%%

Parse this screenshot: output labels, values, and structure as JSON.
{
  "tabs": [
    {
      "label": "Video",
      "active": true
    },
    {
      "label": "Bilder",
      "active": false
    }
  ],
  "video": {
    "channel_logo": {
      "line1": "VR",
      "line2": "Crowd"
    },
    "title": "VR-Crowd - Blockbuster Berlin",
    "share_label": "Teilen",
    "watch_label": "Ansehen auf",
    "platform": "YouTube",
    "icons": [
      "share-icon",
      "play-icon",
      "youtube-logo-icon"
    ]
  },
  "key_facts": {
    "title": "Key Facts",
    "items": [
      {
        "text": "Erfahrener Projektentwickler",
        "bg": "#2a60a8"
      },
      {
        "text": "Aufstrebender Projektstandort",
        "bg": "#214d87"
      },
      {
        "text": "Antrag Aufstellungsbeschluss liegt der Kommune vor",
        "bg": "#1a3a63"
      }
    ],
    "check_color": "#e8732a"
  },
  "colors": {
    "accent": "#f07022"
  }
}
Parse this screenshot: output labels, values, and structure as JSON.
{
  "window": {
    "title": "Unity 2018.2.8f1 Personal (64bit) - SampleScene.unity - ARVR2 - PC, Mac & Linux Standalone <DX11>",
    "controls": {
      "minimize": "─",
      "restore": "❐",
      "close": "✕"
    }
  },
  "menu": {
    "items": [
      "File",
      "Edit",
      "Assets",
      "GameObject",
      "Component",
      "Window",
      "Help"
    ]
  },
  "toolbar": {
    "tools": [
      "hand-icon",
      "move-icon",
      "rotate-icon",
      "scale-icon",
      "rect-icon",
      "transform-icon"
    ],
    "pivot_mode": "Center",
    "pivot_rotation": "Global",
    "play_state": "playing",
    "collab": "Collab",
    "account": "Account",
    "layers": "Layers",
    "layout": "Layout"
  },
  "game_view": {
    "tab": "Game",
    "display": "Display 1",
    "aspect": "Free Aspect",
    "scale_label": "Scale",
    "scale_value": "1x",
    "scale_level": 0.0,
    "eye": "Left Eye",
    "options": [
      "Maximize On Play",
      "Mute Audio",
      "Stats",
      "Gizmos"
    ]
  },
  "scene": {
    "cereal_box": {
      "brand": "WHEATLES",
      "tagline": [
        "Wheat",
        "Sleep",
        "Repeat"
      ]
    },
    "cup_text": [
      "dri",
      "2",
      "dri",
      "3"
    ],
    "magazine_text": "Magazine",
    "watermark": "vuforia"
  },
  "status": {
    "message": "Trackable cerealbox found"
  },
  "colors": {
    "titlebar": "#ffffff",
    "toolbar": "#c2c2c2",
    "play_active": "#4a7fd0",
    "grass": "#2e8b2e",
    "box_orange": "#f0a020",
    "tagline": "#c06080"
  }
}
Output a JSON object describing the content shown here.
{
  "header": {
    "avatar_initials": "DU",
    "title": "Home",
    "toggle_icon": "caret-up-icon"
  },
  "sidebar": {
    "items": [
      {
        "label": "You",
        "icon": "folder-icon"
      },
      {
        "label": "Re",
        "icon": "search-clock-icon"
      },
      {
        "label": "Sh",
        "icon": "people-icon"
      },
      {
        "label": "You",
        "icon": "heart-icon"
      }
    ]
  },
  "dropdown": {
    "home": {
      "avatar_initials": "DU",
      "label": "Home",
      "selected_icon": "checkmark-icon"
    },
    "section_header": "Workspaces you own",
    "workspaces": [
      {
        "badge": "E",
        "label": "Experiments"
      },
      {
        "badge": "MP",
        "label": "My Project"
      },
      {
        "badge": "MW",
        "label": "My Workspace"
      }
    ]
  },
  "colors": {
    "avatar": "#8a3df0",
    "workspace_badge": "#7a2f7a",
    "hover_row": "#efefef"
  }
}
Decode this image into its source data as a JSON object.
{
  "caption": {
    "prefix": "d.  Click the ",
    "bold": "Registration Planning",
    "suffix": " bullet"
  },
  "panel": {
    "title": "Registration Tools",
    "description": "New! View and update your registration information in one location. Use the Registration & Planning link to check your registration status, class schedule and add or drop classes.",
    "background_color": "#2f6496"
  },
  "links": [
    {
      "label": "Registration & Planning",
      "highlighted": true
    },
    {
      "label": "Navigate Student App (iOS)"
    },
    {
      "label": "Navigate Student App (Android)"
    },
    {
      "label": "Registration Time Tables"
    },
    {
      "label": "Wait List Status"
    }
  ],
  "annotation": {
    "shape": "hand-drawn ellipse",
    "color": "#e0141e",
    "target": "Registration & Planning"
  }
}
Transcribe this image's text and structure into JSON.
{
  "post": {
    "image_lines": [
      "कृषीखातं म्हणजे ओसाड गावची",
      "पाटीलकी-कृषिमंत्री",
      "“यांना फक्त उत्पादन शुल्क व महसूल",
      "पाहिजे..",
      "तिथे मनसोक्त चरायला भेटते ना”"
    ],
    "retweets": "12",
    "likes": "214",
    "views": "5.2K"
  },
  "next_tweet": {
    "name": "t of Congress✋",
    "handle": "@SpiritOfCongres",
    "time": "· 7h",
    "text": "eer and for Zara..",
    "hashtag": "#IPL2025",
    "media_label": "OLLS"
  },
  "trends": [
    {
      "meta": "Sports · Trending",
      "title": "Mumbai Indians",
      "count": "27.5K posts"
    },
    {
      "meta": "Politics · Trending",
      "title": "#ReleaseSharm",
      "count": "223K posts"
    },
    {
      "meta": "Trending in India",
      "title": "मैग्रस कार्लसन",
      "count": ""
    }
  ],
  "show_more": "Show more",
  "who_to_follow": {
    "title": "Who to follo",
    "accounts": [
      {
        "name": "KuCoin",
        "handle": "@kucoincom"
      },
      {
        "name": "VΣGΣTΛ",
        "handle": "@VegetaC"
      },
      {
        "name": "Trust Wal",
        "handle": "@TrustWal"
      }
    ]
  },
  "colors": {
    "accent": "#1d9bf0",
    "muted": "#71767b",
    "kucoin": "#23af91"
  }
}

%%

## What the exercise asks:
Output the entries verbatim.

## Solution for this exercise:
Parse this screenshot: output labels, values, and structure as JSON.
{
  "tabs": [
    {
      "label": "Video",
      "active": true
    },
    {
      "label": "Bilder",
      "active": false
    }
  ],
  "video": {
    "channel_logo": {
      "line1": "VR",
      "line2": "Crowd"
    },
    "title": "VR-Crowd - Blockbuster Berlin",
    "share_label": "Teilen",
    "watch_label": "Ansehen auf",
    "platform": "YouTube",
    "icons": [
      "share-icon",
      "play-icon",
      "youtube-logo-icon"
    ]
  },
  "key_facts": {
    "title": "Key Facts",
    "items": [
      {
        "text": "Erfahrener Projektentwickler",
        "bg": "#2a60a8"
      },
      {
        "text": "Aufstrebender Projektstandort",
        "bg": "#214d87"
      },
      {
        "text": "Antrag Aufstellungsbeschluss liegt der Kommune vor",
        "bg": "#1a3a63"
      }
    ],
    "check_color": "#e8732a"
  },
  "colors": {
    "accent": "#f07022"
  }
}
Parse this screenshot: output labels, values, and structure as JSON.
{
  "window": {
    "title": "Unity 2018.2.8f1 Personal (64bit) - SampleScene.unity - ARVR2 - PC, Mac & Linux Standalone <DX11>",
    "controls": {
      "minimize": "─",
      "restore": "❐",
      "close": "✕"
    }
  },
  "menu": {
    "items": [
      "File",
      "Edit",
      "Assets",
      "GameObject",
      "Component",
      "Window",
      "Help"
    ]
  },
  "toolbar": {
    "tools": [
      "hand-icon",
      "move-icon",
      "rotate-icon",
      "scale-icon",
      "rect-icon",
      "transform-icon"
    ],
    "pivot_mode": "Center",
    "pivot_rotation": "Global",
    "play_state": "playing",
    "collab": "Collab",
    "account": "Account",
    "layers": "Layers",
    "layout": "Layout"
  },
  "game_view": {
    "tab": "Game",
    "display": "Display 1",
    "aspect": "Free Aspect",
    "scale_label": "Scale",
    "scale_value": "1x",
    "scale_level": 0.0,
    "eye": "Left Eye",
    "options": [
      "Maximize On Play",
      "Mute Audio",
      "Stats",
      "Gizmos"
    ]
  },
  "scene": {
    "cereal_box": {
      "brand": "WHEATLES",
      "tagline": [
        "Wheat",
        "Sleep",
        "Repeat"
      ]
    },
    "cup_text": [
      "dri",
      "2",
      "dri",
      "3"
    ],
    "magazine_text": "Magazine",
    "watermark": "vuforia"
  },
  "status": {
    "message": "Trackable cerealbox found"
  },
  "colors": {
    "titlebar": "#ffffff",
    "toolbar": "#c2c2c2",
    "play_active": "#4a7fd0",
    "grass": "#2e8b2e",
    "box_orange": "#f0a020",
    "tagline": "#c06080"
  }
}
Output a JSON object describing the content shown here.
{
  "header": {
    "avatar_initials": "DU",
    "title": "Home",
    "toggle_icon": "caret-up-icon"
  },
  "sidebar": {
    "items": [
      {
        "label": "You",
        "icon": "folder-icon"
      },
      {
        "label": "Re",
        "icon": "search-clock-icon"
      },
      {
        "label": "Sh",
        "icon": "people-icon"
      },
      {
        "label": "You",
        "icon": "heart-icon"
      }
    ]
  },
  "dropdown": {
    "home": {
      "avatar_initials": "DU",
      "label": "Home",
      "selected_icon": "checkmark-icon"
    },
    "section_header": "Workspaces you own",
    "workspaces": [
      {
        "badge": "E",
        "label": "Experiments"
      },
      {
        "badge": "MP",
        "label": "My Project"
      },
      {
        "badge": "MW",
        "label": "My Workspace"
      }
    ]
  },
  "colors": {
    "avatar": "#8a3df0",
    "workspace_badge": "#7a2f7a",
    "hover_row": "#efefef"
  }
}
Decode this image into its source data as a JSON object.
{
  "caption": {
    "prefix": "d.  Click the ",
    "bold": "Registration Planning",
    "suffix": " bullet"
  },
  "panel": {
    "title": "Registration Tools",
    "description": "New! View and update your registration information in one location. Use the Registration & Planning link to check your registration status, class schedule and add or drop classes.",
    "background_color": "#2f6496"
  },
  "links": [
    {
      "label": "Registration & Planning",
      "highlighted": true
    },
    {
      "label": "Navigate Student App (iOS)"
    },
    {
      "label": "Navigate Student App (Android)"
    },
    {
      "label": "Registration Time Tables"
    },
    {
      "label": "Wait List Status"
    }
  ],
  "annotation": {
    "shape": "hand-drawn ellipse",
    "color": "#e0141e",
    "target": "Registration & Planning"
  }
}
Transcribe this image's text and structure into JSON.
{
  "post": {
    "image_lines": [
      "कृषीखातं म्हणजे ओसाड गावची",
      "पाटीलकी-कृषिमंत्री",
      "“यांना फक्त उत्पादन शुल्क व महसूल",
      "पाहिजे..",
      "तिथे मनसोक्त चरायला भेटते ना”"
    ],
    "retweets": "12",
    "likes": "214",
    "views": "5.2K"
  },
  "next_tweet": {
    "name": "t of Congress✋",
    "handle": "@SpiritOfCongres",
    "time": "· 7h",
    "text": "eer and for Zara..",
    "hashtag": "#IPL2025",
    "media_label": "OLLS"
  },
  "trends": [
    {
      "meta": "Sports · Trending",
      "title": "Mumbai Indians",
      "count": "27.5K posts"
    },
    {
      "meta": "Politics · Trending",
      "title": "#ReleaseSharm",
      "count": "223K posts"
    },
    {
      "meta": "Trending in India",
      "title": "मैग्रस कार्लसन",
      "count": ""
    }
  ],
  "show_more": "Show more",
  "who_to_follow": {
    "title": "Who to follo",
    "accounts": [
      {
        "name": "KuCoin",
        "handle": "@kucoincom"
      },
      {
        "name": "VΣGΣTΛ",
        "handle": "@VegetaC"
      },
      {
        "name": "Trust Wal",
        "handle": "@TrustWal"
      }
    ]
  },
  "colors": {
    "accent": "#1d9bf0",
    "muted": "#71767b",
    "kucoin": "#23af91"
  }
}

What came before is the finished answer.